Task set:
[1] Please answer these questions about the poached peach recipe post:
(a) How many egg yolks are whisked with the sugar for the ice cream?
(b) What is the syrup for poaching the peaches made from?
(c) Which two newspapers did the writer buy on the way to class?
[2] Swap "annotation-circle" for "highlight-circle" wherever it appears in the records, and give the record lines again with nothing else changed.

Text passage:
>> BEGIN
Wednesday, July 12, 2006

POACHED PEACH AND LEMON ICE CREAM

Tonight we get tested again, this time on lessons 10 through 18 from our Level One textbooks and recipes. We're meant to focus on marmites, doughs, chicken preparation and vinaigrette. And we must really be into the summer menu as the dessert we'll be making in pastry tonight is a simple minced fruit with ice cream.

More after class...

DISH: Poached Peach With Raspberries, Lemon Verbena Ice Cream (Lyon), Peche Pochee Et Framboises, Glace A La Verveine

For the Ice Cream

Boil one liter of milk, remove from heat and add 100 G roughly chopped Lemon Verbena leaves and infuse for several hours. Whisk 16 egg yolks with 250 G sugar until pale yellow. Boil milk againand temper egg-sugar mixture with it. Cook custard slightly but don't allow eggs to curdle then strain it through a fine cninois and set over ice.

Finely mince 40 G Verbena leaves and when custard cools, add it and juice from one lemon. Process custard in the ice cream machine and place the ice cream in the freezer until service.

For the Peaches

Mondez four peaches and poach them until tender in a sumple syrup made from 500 G of sugar and 500 ML of water.

Assembly

Put a portion of ice cream at the bottom of a wide coupe. Cut a peach in two and place a peach half on top of the ice cream. Surround with some raspberries and spoon about two tablespoons of coulis over everything. Garnish with a verbena sprig.

BREAKDOWN: Wow, what an unmitigated disaster. About 15 minutes after I left the house for school it started to rain, no not rain--pour. It's the kind of rain I love, just not when I'm carrying several electronic devices. The umbreller-fellers hadn't come out from wherever they hide and if I waited around under an awning I was going to be late for class so I bought a copy of The Times and a copy of The Sun, pulled out the Dining sections of each, stashed them safely in my bag and used the rest of them to cover my head as I rushed the rest of the 10 minute walk in a torrential downpour. By the time I arrived at school I was soaked but still managed to sweat, my white t-shirt some bad version of a chef in a wet t-shirt contest (forget that I've gained 10 pounds since I started classes please).
>> END
Data for this exercise:
>> BEGIN
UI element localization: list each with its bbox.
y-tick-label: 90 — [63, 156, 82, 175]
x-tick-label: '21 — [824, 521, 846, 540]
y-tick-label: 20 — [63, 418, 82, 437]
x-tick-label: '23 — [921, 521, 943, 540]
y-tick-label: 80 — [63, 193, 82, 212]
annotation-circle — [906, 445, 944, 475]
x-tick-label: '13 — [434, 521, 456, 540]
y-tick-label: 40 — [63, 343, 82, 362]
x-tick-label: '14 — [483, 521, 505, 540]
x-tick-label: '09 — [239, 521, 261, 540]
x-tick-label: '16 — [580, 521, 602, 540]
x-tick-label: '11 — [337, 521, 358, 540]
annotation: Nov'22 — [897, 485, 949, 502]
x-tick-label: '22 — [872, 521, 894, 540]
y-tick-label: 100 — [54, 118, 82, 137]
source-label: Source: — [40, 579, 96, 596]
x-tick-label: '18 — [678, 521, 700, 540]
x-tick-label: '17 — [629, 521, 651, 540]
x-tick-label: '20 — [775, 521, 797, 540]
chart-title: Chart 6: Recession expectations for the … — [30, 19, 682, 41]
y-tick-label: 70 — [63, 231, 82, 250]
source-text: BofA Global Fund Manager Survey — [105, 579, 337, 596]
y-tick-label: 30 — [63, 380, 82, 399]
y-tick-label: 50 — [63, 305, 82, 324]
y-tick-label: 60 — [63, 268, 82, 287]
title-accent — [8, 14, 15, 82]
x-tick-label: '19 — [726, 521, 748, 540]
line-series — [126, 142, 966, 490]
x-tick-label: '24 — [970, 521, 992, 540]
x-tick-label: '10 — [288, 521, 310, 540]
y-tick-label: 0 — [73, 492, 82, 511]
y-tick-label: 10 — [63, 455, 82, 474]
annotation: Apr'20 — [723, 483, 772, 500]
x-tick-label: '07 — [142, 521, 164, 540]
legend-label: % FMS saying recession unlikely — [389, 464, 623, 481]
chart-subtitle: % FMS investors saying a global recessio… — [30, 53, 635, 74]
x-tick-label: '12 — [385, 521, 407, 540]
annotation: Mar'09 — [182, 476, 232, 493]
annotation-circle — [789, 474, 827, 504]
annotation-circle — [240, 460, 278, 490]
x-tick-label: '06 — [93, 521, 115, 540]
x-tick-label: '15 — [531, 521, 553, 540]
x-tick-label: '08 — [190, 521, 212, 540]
>> END
Solved tasks:
[1]
(a) 16 egg yolks.
(b) 500 G of sugar and 500 ML of water.
(c) The Times and The Sun.

[2]
UI element localization: list each with its bbox.
y-tick-label: 90 — [63, 156, 82, 175]
x-tick-label: '21 — [824, 521, 846, 540]
y-tick-label: 20 — [63, 418, 82, 437]
x-tick-label: '23 — [921, 521, 943, 540]
y-tick-label: 80 — [63, 193, 82, 212]
highlight-circle — [906, 445, 944, 475]
x-tick-label: '13 — [434, 521, 456, 540]
y-tick-label: 40 — [63, 343, 82, 362]
x-tick-label: '14 — [483, 521, 505, 540]
x-tick-label: '09 — [239, 521, 261, 540]
x-tick-label: '16 — [580, 521, 602, 540]
x-tick-label: '11 — [337, 521, 358, 540]
annotation: Nov'22 — [897, 485, 949, 502]
x-tick-label: '22 — [872, 521, 894, 540]
y-tick-label: 100 — [54, 118, 82, 137]
source-label: Source: — [40, 579, 96, 596]
x-tick-label: '18 — [678, 521, 700, 540]
x-tick-label: '17 — [629, 521, 651, 540]
x-tick-label: '20 — [775, 521, 797, 540]
chart-title: Chart 6: Recession expectations for the … — [30, 19, 682, 41]
y-tick-label: 70 — [63, 231, 82, 250]
source-text: BofA Global Fund Manager Survey — [105, 579, 337, 596]
y-tick-label: 30 — [63, 380, 82, 399]
y-tick-label: 50 — [63, 305, 82, 324]
y-tick-label: 60 — [63, 268, 82, 287]
title-accent — [8, 14, 15, 82]
x-tick-label: '19 — [726, 521, 748, 540]
line-series — [126, 142, 966, 490]
x-tick-label: '24 — [970, 521, 992, 540]
x-tick-label: '10 — [288, 521, 310, 540]
y-tick-label: 0 — [73, 492, 82, 511]
y-tick-label: 10 — [63, 455, 82, 474]
annotation: Apr'20 — [723, 483, 772, 500]
x-tick-label: '07 — [142, 521, 164, 540]
legend-label: % FMS saying recession unlikely — [389, 464, 623, 481]
chart-subtitle: % FMS investors saying a global recessio… — [30, 53, 635, 74]
x-tick-label: '12 — [385, 521, 407, 540]
annotation: Mar'09 — [182, 476, 232, 493]
highlight-circle — [789, 474, 827, 504]
highlight-circle — [240, 460, 278, 490]
x-tick-label: '06 — [93, 521, 115, 540]
x-tick-label: '15 — [531, 521, 553, 540]
x-tick-label: '08 — [190, 521, 212, 540]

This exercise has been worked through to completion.